Extracted data entries:
+-------+

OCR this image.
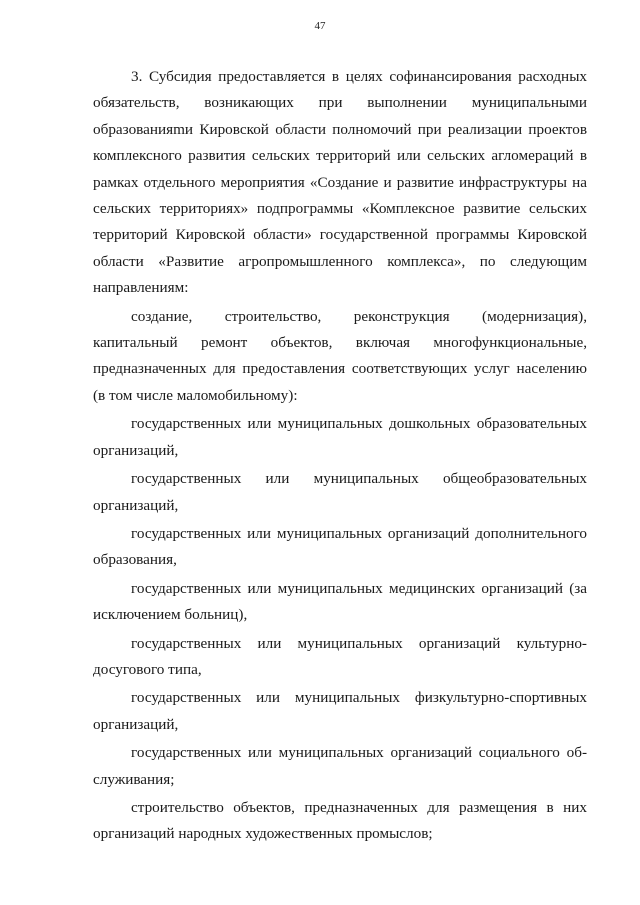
47

3. Субсидия предоставляется в целях софинансирования расходных обязательств, возникающих при выполнении муниципальными образованияmи Кировской области полномочий при реализации проектов комплексного развития сельских территорий или сельских агломераций в рамках отдельного мероприятия «Создание и развитие инфраструктуры на сельских территориях» подпрограммы «Комплексное развитие сельских территорий Кировской области» государственной программы Кировской области «Развитие агропромышленного комплекса», по следующим направлениям:

создание, строительство, реконструкция (модернизация), капитальный ремонт объектов, включая многофункциональные, предназначенных для предоставления соответствующих услуг населению (в том числе маломобильному):

государственных или муниципальных дошкольных образовательных организаций,

государственных или муниципальных общеобразовательных организаций,

государственных или муниципальных организаций дополнительного образования,

государственных или муниципальных медицинских организаций (за исключением больниц),

государственных или муниципальных организаций культурно-досугового типа,

государственных или муниципальных физкультурно-спортивных организаций,

государственных или муниципальных организаций социального обслуживания;

строительство объектов, предназначенных для размещения в них организаций народных художественных промыслов;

+-------+

Reproduce every line exactly and omit all pictures.

OCR this image.
47

3. Субсидия предоставляется в целях софинансирования расходных обязательств, возникающих при выполнении муниципальными образованияmи Кировской области полномочий при реализации проектов комплексного развития сельских территорий или сельских агломераций в рамках отдельного мероприятия «Создание и развитие инфраструктуры на сельских территориях» подпрограммы «Комплексное развитие сельских территорий Кировской области» государственной программы Кировской области «Развитие агропромышленного комплекса», по следующим направлениям:

создание, строительство, реконструкция (модернизация), капитальный ремонт объектов, включая многофункциональные, предназначенных для предоставления соответствующих услуг населению (в том числе маломобильному):

государственных или муниципальных дошкольных образовательных организаций,

государственных или муниципальных общеобразовательных организаций,

государственных или муниципальных организаций дополнительного образования,

государственных или муниципальных медицинских организаций (за исключением больниц),

государственных или муниципальных организаций культурно-досугового типа,

государственных или муниципальных физкультурно-спортивных организаций,

государственных или муниципальных организаций социального обслуживания;

строительство объектов, предназначенных для размещения в них организаций народных художественных промыслов;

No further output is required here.